-- START OF Data supplied --

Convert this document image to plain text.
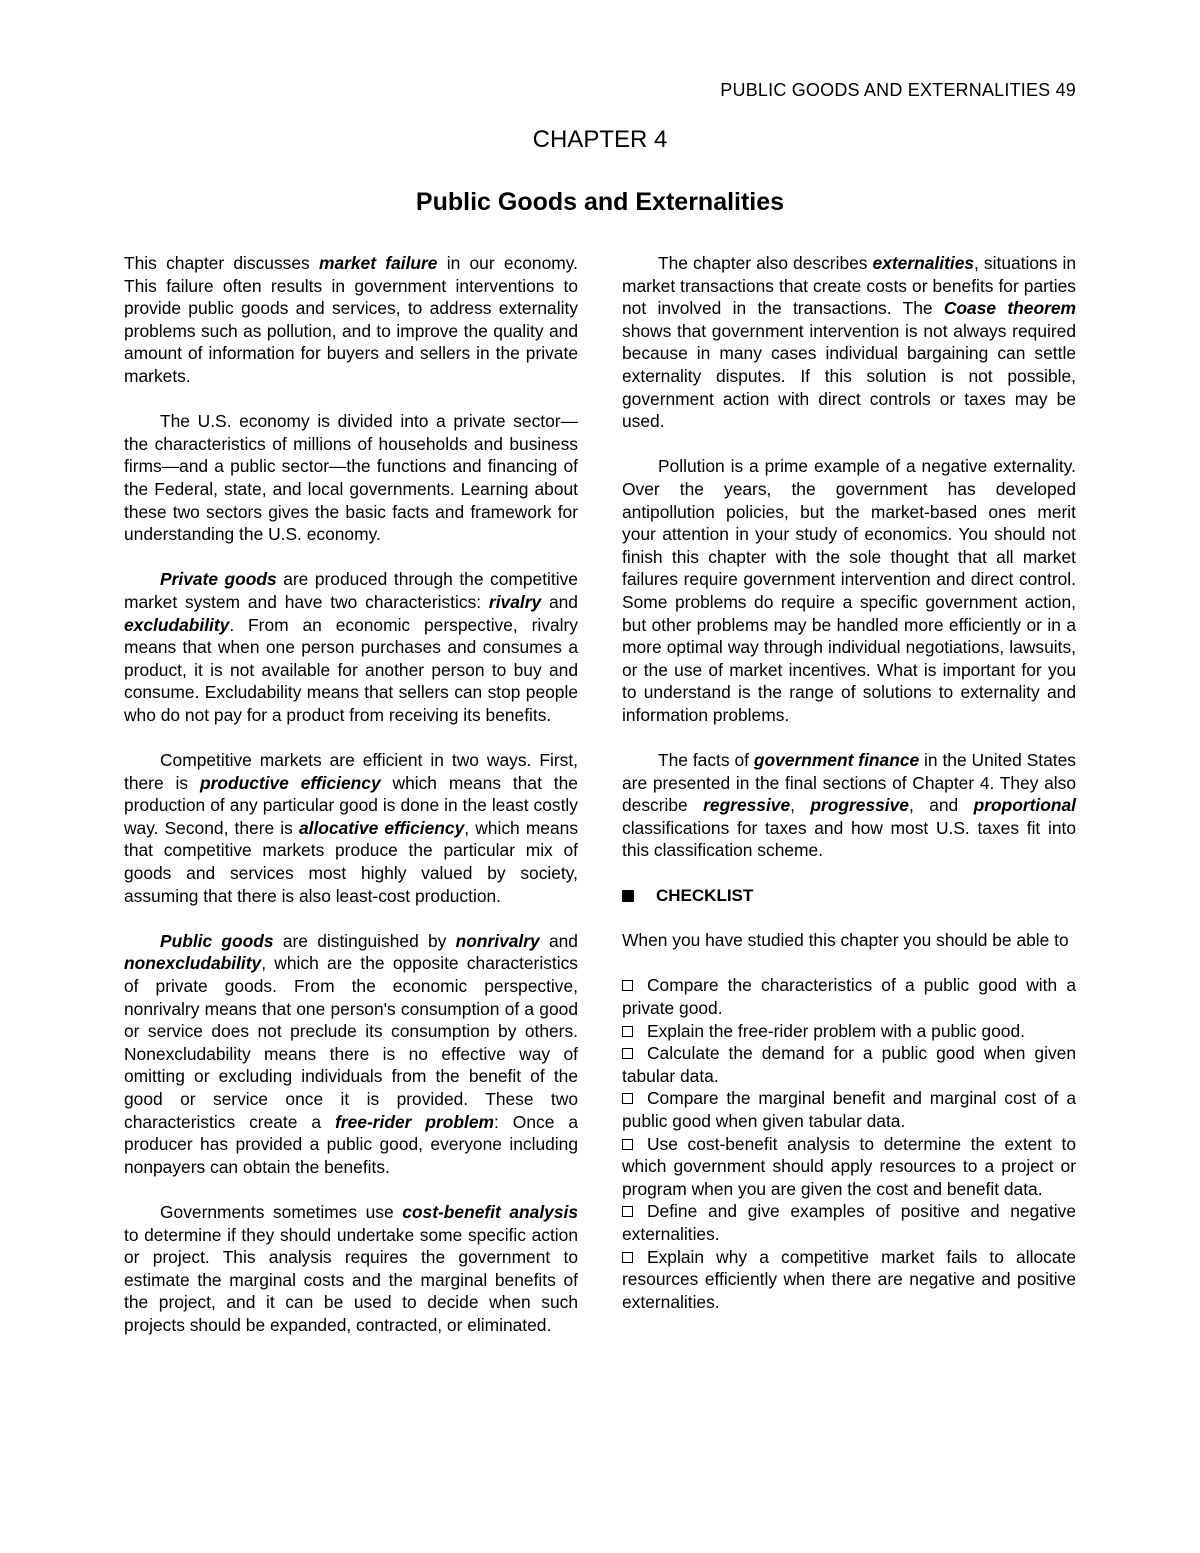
PUBLIC GOODS AND EXTERNALITIES 49
CHAPTER 4
Public Goods and Externalities

This chapter discusses market failure in our economy. This failure often results in government interventions to provide public goods and services, to address externality problems such as pollution, and to improve the quality and amount of information for buyers and sellers in the private markets.

The U.S. economy is divided into a private sector—the characteristics of millions of households and business firms—and a public sector—the functions and financing of the Federal, state, and local governments. Learning about these two sectors gives the basic facts and framework for understanding the U.S. economy.

Private goods are produced through the competitive market system and have two characteristics: rivalry and excludability. From an economic perspective, rivalry means that when one person purchases and consumes a product, it is not available for another person to buy and consume. Excludability means that sellers can stop people who do not pay for a product from receiving its benefits.

Competitive markets are efficient in two ways. First, there is productive efficiency which means that the production of any particular good is done in the least costly way. Second, there is allocative efficiency, which means that competitive markets produce the particular mix of goods and services most highly valued by society, assuming that there is also least-cost production.

Public goods are distinguished by nonrivalry and nonexcludability, which are the opposite characteristics of private goods. From the economic perspective, nonrivalry means that one person's consumption of a good or service does not preclude its consumption by others. Nonexcludability means there is no effective way of omitting or excluding individuals from the benefit of the good or service once it is provided. These two characteristics create a free-rider problem: Once a producer has provided a public good, everyone including nonpayers can obtain the benefits.

Governments sometimes use cost-benefit analysis to determine if they should undertake some specific action or project. This analysis requires the government to estimate the marginal costs and the marginal benefits of the project, and it can be used to decide when such projects should be expanded, contracted, or eliminated.

The chapter also describes externalities, situations in market transactions that create costs or benefits for parties not involved in the transactions. The Coase theorem shows that government intervention is not always required because in many cases individual bargaining can settle externality disputes. If this solution is not possible, government action with direct controls or taxes may be used.

Pollution is a prime example of a negative externality. Over the years, the government has developed antipollution policies, but the market-based ones merit your attention in your study of economics. You should not finish this chapter with the sole thought that all market failures require government intervention and direct control. Some problems do require a specific government action, but other problems may be handled more efficiently or in a more optimal way through individual negotiations, lawsuits, or the use of market incentives. What is important for you to understand is the range of solutions to externality and information problems.

The facts of government finance in the United States are presented in the final sections of Chapter 4. They also describe regressive, progressive, and proportional classifications for taxes and how most U.S. taxes fit into this classification scheme.

CHECKLIST

When you have studied this chapter you should be able to

Compare the characteristics of a public good with a private good.
Explain the free-rider problem with a public good.
Calculate the demand for a public good when given tabular data.
Compare the marginal benefit and marginal cost of a public good when given tabular data.
Use cost-benefit analysis to determine the extent to which government should apply resources to a project or program when you are given the cost and benefit data.
Define and give examples of positive and negative externalities.
Explain why a competitive market fails to allocate resources efficiently when there are negative and positive externalities.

-- END OF Data supplied --

What you are asked to do
Return every line of the preceding records in which the word "marginal" appears.

Exercise output
Governments sometimes use cost-benefit analysis to determine if they should undertake some specific action or project. This analysis requires the government to estimate the marginal costs and the marginal benefits of the project, and it can be used to decide when such projects should be expanded, contracted, or eliminated.
Compare the marginal benefit and marginal cost of a public good when given tabular data.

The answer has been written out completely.